The problem |
Determine how many lines below hold the string "Syedan". Reply with the number alone.
--- BEGIN ---
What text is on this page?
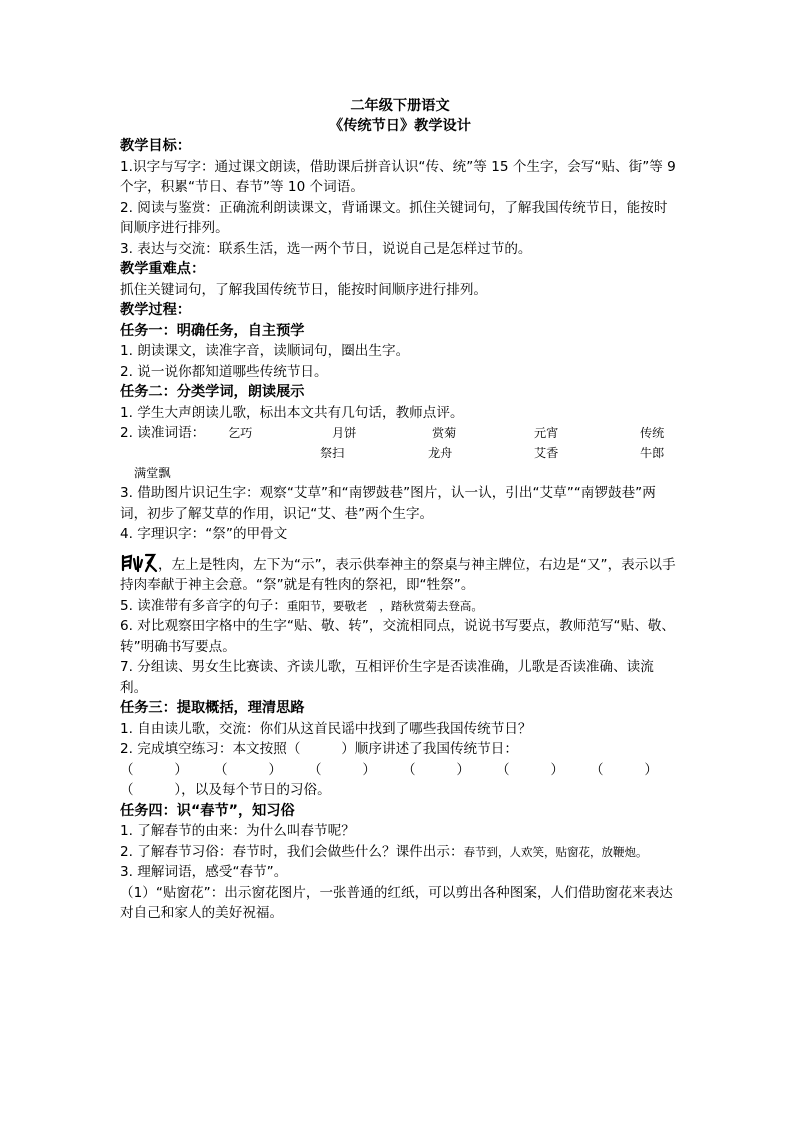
二年级下册语文

《传统节日》教学设计

教学目标：

1.识字与写字：通过课文朗读，借助课后拼音认识“传、统”等 15 个生字，会写“贴、街”等 9 个字，积累“节日、春节”等 10 个词语。

2. 阅读与鉴赏：正确流利朗读课文，背诵课文。抓住关键词句，了解我国传统节日，能按时间顺序进行排列。

3. 表达与交流：联系生活，选一两个节日，说说自己是怎样过节的。

教学重难点：

抓住关键词句，了解我国传统节日，能按时间顺序进行排列。

教学过程：

任务一：明确任务，自主预学

1. 朗读课文，读准字音，读顺词句，圈出生字。

2. 说一说你都知道哪些传统节日。

任务二：分类学词，朗读展示

1. 学生大声朗读儿歌，标出本文共有几句话，教师点评。

2. 读准词语： 乞巧	月饼	赏菊	元宵	传统
祭扫	龙舟	艾香	牛郎
满堂飘

3. 借助图片识记生字：观察“艾草”和“南锣鼓巷”图片，认一认，引出“艾草”“南锣鼓巷”两词，初步了解艾草的作用，识记“艾、巷”两个生字。

4. 字理识字：“祭”的甲骨文

，左上是牲肉，左下为“示”，表示供奉神主的祭桌与神主牌位，右边是“又”，表示以手持肉奉献于神主会意。“祭”就是有牲肉的祭祀，即“牲祭”。

5. 读准带有多音字的句子：重阳节，要敬老 ，踏秋赏菊去登高。

6. 对比观察田字格中的生字“贴、敬、转”，交流相同点，说说书写要点，教师范写“贴、敬、转”明确书写要点。

7. 分组读、男女生比赛读、齐读儿歌，互相评价生字是否读准确，儿歌是否读准确、读流利。

任务三：提取概括，理清思路

1. 自由读儿歌，交流：你们从这首民谣中找到了哪些我国传统节日？

2. 完成填空练习：本文按照（　　　）顺序讲述了我国传统节日：

（　　　） （　　　） （　　　） （　　　） （　　　） （　　　）

（　　　），以及每个节日的习俗。

任务四：识“春节”，知习俗

1. 了解春节的由来：为什么叫春节呢？

2. 了解春节习俗：春节时，我们会做些什么？课件出示：春节到，人欢笑，贴窗花，放鞭炮。

3. 理解词语，感受“春节”。

（1）“贴窗花”：出示窗花图片，一张普通的红纸，可以剪出各种图案，人们借助窗花来表达对自己和家人的美好祝福。
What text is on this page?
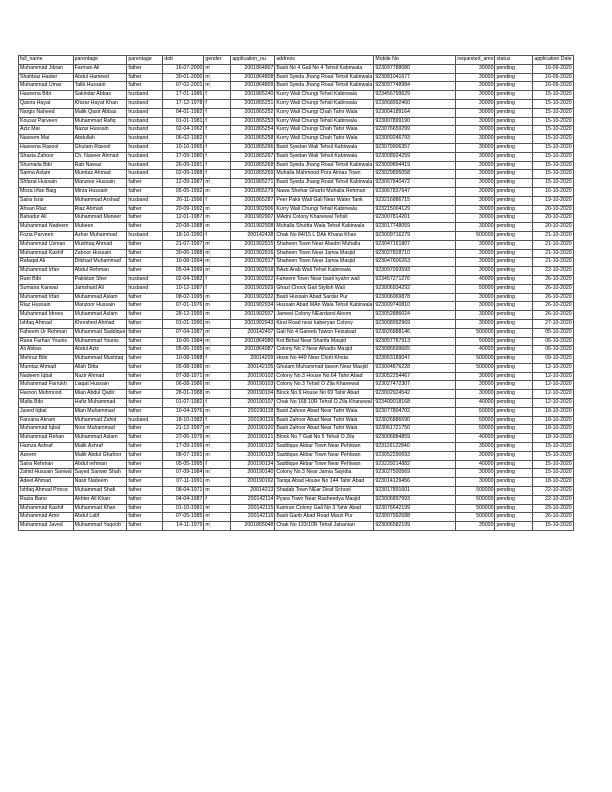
full_name	parentage	parentage	dob	gender	application_nu	address	Mobile No	requested_amo	status	application Date
Muhammad Jibran	Farman Ali	father	16-07-2000	m	2001864807	Basti No 4 Gali No 4 Tehsil Kabirwala	923097788080	30000	pending	16-09-2020
Shahbaz Haider	Abdul Hameed	father	30-01-2000	m	2001864808	Basti Syeda Jhang Road Tehsil Kabirwala	923081041677	30000	pending	16-09-2020
Muhammad Umar	Talib Hussain	father	07-02-2001	m	2001864809	Basti Syeda Jhang Road Tehsil Kabirwala	923097748984	30000	pending	16-09-2020
Haseena Bibi	Sakindar Abbas	husband	17-01-1986	f	2001865240	Kurry Wali Chungi Tehsil Kabirwala	923456799629	30000	pending	15-10-2020
Qasira Hayat	Khizar Hayat Khan	husband	17-12-1978	f	2001865251	Kurry Wali Chungi Tehsil Kabirwala	923068992460	30000	pending	15-10-2020
Nargis Naheed	Malik Qasir Abbas	husband	04-01-1982	f	2001865252	Kurry Wali Chungi Chah Tahir Wala	923004189164	30000	pending	15-10-2020
Kousar Parveen	Muhammad Rafiq	husband	01-01-1981	f	2001865253	Kurry Wali Chungi Tehsil Kabirwala	923007899190	30000	pending	15-10-2020
Aziz Mai	Nazar Hussain	husband	02-04-1962	f	2001865254	Kurry Wali Chungi Chah Tahir Wala	923076659299	30000	pending	15-10-2020
Naseem Mai	Abdullah	husband	06-02-1982	f	2001865258	Kurry Wali Chungi Chah Tahir Wala	923009246793	30000	pending	15-10-2020
Haseena Rasool	Ghulam Rasool	husband	10-10-1965	f	2001865266	Basti Syedan Wali Tehsil Kabirwala	923079906357	30000	pending	15-10-2020
Shazia Zahoor	Ch. Naseer Ahmad	husband	17-09-1980	f	2001865267	Basti Syedan Wali Tehsil Kabirwala	923008924259	30000	pending	15-10-2020
Shumaila Bibi	Rab Nawaz	husband	26-09-1991	f	2001865268	Basti Syeda Jhang Road Tehsil Kabirwala	923009894419	30000	pending	15-10-2020
Saima Aslam	Mumtaz Ahmad	husband	02-09-1988	f	2001865269	Muhalla Mahmood Pora Almas Town	923029895058	30000	pending	15-10-2020
Shfarat Hussain	Manzoor Hussain	father	12-09-1987	m	2001865271	Basti Syeda Jhang Road Tehsil Kabirwala	923067840472	30000	pending	15-10-2020
Mirza Irfan Baig	Mirza Hussain	father	05-05-1992	m	2001865279	Nawa Shehar Gharbi Muhalla Rehman	923067837647	30000	pending	16-10-2020
Saira Israr	Muhammad Arshad	husband	26-11-1996	f	2001865287	Peer Pakir Wali Gali Near Water Tank	923216886715	30000	pending	19-10-2020
Ahsan Riaz	Riaz Ahmad	father	20-09-1992	m	2001902906	Kurry Wali Chungi Tehsil Kabirwala	923215004129	30000	pending	20-10-2020
Bahadur Ali	Muhammad Muneer	father	12-01-1987	m	2001902907	MAdni Colony Khanewal Tehsil	923007814201	30000	pending	20-10-2020
Muhammad Nadeem	Mubeen	father	20-08-1988	m	2001902908	Muhalla Shuttta Wala Tehsil Kabirwala	923017748059	30000	pending	20-10-2020
Fozia Parveen	Azhar Muhammad	husband	18-10-1990	f	200142438	Chak No 84/15 L DAk Khana Khas	923009716279	500000	pending	21-10-2020
Muhammad Usman	Mushtaq Ahmad	father	21-07-1997	m	2001902915	Shaheen Town Near Alaobri Muhalla	923047161807	30000	pending	21-10-2020
Muhammad Kashif	Zahoor Hussain	father	30-06-1988	m	2001902916	Shaheen Town Near Jamia Masjid	923027828710	30000	pending	21-10-2020
Rafaqat Ali	Dilshad Muhammad	father	10-08-1994	m	2001902917	Shaheen Town Near Jamia Masjid	923047606263	30000	pending	21-10-2020
Muhammad Irfan	Abdul Rehman	father	05-04-1999	m	2001902918	BAsti Arab Wali Tehsil Kabirwala	923097093593	30000	pending	22-10-2020
Rani Bibi	Pakistan Sher	husband	02-04-1982	f	2001902922	Faheem Town Near basti kyahn wali	923457271276	40000	pending	26-10-2020
Sumaira Kanwal	Jamshaid Ali	husband	10-12-1987	f	2001902929	Ghazi Chock Gali Stylish Wali	923006934292	50000	pending	26-10-2020
Muhammad Irfan	Muhammad Aslam	father	08-02-1995	m	2001902932	Basti Hussain Abad Sardar Pur	923006069878	30000	pending	26-10-2020
Riaz Hussain	Manzoor Hussain	father	07-01-1976	m	2001902934	Hussain Abad MAn Wala Tehsil Kabirwala	923009740810	30000	pending	26-10-2020
Muhammad Idrees	Muhammad Aslam	father	28-12-1995	m	2001902937	Jameel Colony NEardarol Aloom	923052886024	30000	pending	26-10-2020
Ishfaq Ahmad	Khorshed Ahmad	father	01-01-1990	m	2001902943	Kiral Road near kaberyan Colony	923008992969	30000	pending	27-10-2020
Faheem Ur Rehman	Muhammad Saddique	father	07-04-1987	m	200142407	Gali No 4 Gareeb Tawon Feizabad	923026888146	500000	pending	05-10-2020
Rana Farhan Younis	Muhammad Younis	father	10-06-1984	m	2001864980	Kot Birbal Near Sharifa Masjid	923057787913	50000	pending	06-10-2020
Ali Abbas	Abdul Aziz	father	05-06-1995	m	2001864987	Colony No 2 Near Alhadis Masjid	923086699665	40000	pending	06-10-2020
Mehraz Bibi	Muhammad Mushtaq	father	10-08-1988	f	20014209	Hose No 449 Near Chirti Khota	923063189047	500000	pending	09-10-2020
Mumtaz Ahmad	Allah Ditta	father	05-08-1986	m	200142105	Ghulam Muhammad tawon Near Masjid	923004876228	500000	pending	12-10-2020
Nadeem Iqbal	Nazir Ahmad	father	07-08-1971	m	200190102	Colony No.3 House No.64 Tahir Abad	923052254467	30000	pending	12-10-2020
Muhammad Farrukh	Liaqat Hussain	father	06-08-1986	m	200190103	Colony No.3 Tehsil O Zila Khanewal	923027472307	30000	pending	12-10-2020
Haroon Muhmood	Mian Abdul Qadir	father	28-01-1988	m	200190104	Block No.9 House No 69 Tahir Abad	923002924542	30000	pending	12-10-2020
Mafia Bibi	Hafiz Muhammad	father	01-07-1982	f	200190107	Chak No 168 10R Tehsil O Zila Khanewal	923409018168	40000	pending	12-10-2020
Javed Iqbal	Mian Muhammad	father	10-04-1976	m	200190118	Basti Zahoor Abad Near Tahir Wala	923077804702	50000	pending	18-10-2020
Farzana Akram	Muhammad Zahid	husband	18-10-1982	f	200190119	Basti Zahoor Abad Near Tahir Wala	923026886690	50000	pending	18-10-2020
Muhammad Iqbal	Noor Muhammad	father	21-12-1997	m	200190120	Basti Zahoor Abad Near Tahir Wala	923061721750	50000	pending	18-10-2020
Muhammad Rehan	Muhammad Aslam	father	27-06-1979	m	200190121	Block No 7 Gali No 5 Tehsil O Zila	923006884859	40000	pending	18-10-2020
Hamza Ashraf	Malik Ashraf	father	17-09-1996	m	200190132	Saddique Akbar Town Near Pehlwan	923116122840	35000	pending	15-10-2020
Azeem	Malik Abdul Ghafoor	father	08-07-1991	m	200190133	Saddique Akbar Town Near Pehlwan	923052290693	30000	pending	15-10-2020
Saira Rehman	Abdul rehman	father	05-05-1995	f	200190134	Saddique Akbar Town Near Pehlwan	923229214882	40000	pending	15-10-2020
Zahid Hussain Sanwal	Sayed Sarwar Shah	father	07-09-1984	m	200190140	Colony No.3 Near Jamia Sayidia	923027500569	30000	pending	15-10-2020
Adeel Ahmad	Nasir Nadeem	father	07-11-1991	m	200190162	Tariqa Abad House No 144 Tahir Abad	923014129456	30000	pending	18-10-2020
Ishfaq Ahmad Prince	Muhammad Shafi	father	08-04-1971	m	20014213	Shadab Town NEar Deaf School	923017891601	500000	pending	22-10-2020
Razia Bano	Akhter Ali Khan	father	04-04-1987	f	200142114	Pyara Town Near Rasheedya Masjid	923006897993	500000	pending	22-10-2020
Muhammad Kashif	Muhammad Khan	father	01-10-1981	m	200142115	Kamran Colony Gali No 3 Tahir Abad	923076642199	500000	pending	29-10-2020
Muhammad Amir	Abdul Latif	father	07-05-1985	m	200142116	Basti Garib Abad Road Marzi Pur	923007992688	500000	pending	26-10-2020
Muhammad Javed	Muhammad Yaqoob	father	14-11-1979	m	2001865048	Chak No 133/10R Tehsil Jahanian	923006582199	35000	pending	15-10-2020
--- END ---
The completed task |
2